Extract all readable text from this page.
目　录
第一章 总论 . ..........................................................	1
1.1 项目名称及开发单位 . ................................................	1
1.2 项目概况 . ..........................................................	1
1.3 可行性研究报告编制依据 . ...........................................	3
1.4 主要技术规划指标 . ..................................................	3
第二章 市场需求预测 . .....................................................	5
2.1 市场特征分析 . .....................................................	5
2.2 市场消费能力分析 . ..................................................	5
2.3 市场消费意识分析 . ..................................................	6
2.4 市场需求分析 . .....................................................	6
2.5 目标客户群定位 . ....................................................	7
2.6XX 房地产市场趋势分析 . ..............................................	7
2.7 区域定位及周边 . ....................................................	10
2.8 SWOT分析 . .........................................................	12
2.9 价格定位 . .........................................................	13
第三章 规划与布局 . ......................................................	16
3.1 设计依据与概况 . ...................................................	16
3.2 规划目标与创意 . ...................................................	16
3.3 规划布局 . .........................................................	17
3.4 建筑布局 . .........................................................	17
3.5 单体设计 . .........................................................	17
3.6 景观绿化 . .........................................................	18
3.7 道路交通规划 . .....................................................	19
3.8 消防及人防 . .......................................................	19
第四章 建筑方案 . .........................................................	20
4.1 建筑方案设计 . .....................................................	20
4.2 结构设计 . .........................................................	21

━━━━━━━━━━

Direction =
Return each entry from the material above exactly as it appears.

Output for this task =
Extract all readable text from this page.
目　录
第一章 总论 . ..........................................................	1
1.1 项目名称及开发单位 . ................................................	1
1.2 项目概况 . ..........................................................	1
1.3 可行性研究报告编制依据 . ...........................................	3
1.4 主要技术规划指标 . ..................................................	3
第二章 市场需求预测 . .....................................................	5
2.1 市场特征分析 . .....................................................	5
2.2 市场消费能力分析 . ..................................................	5
2.3 市场消费意识分析 . ..................................................	6
2.4 市场需求分析 . .....................................................	6
2.5 目标客户群定位 . ....................................................	7
2.6XX 房地产市场趋势分析 . ..............................................	7
2.7 区域定位及周边 . ....................................................	10
2.8 SWOT分析 . .........................................................	12
2.9 价格定位 . .........................................................	13
第三章 规划与布局 . ......................................................	16
3.1 设计依据与概况 . ...................................................	16
3.2 规划目标与创意 . ...................................................	16
3.3 规划布局 . .........................................................	17
3.4 建筑布局 . .........................................................	17
3.5 单体设计 . .........................................................	17
3.6 景观绿化 . .........................................................	18
3.7 道路交通规划 . .....................................................	19
3.8 消防及人防 . .......................................................	19
第四章 建筑方案 . .........................................................	20
4.1 建筑方案设计 . .....................................................	20
4.2 结构设计 . .........................................................	21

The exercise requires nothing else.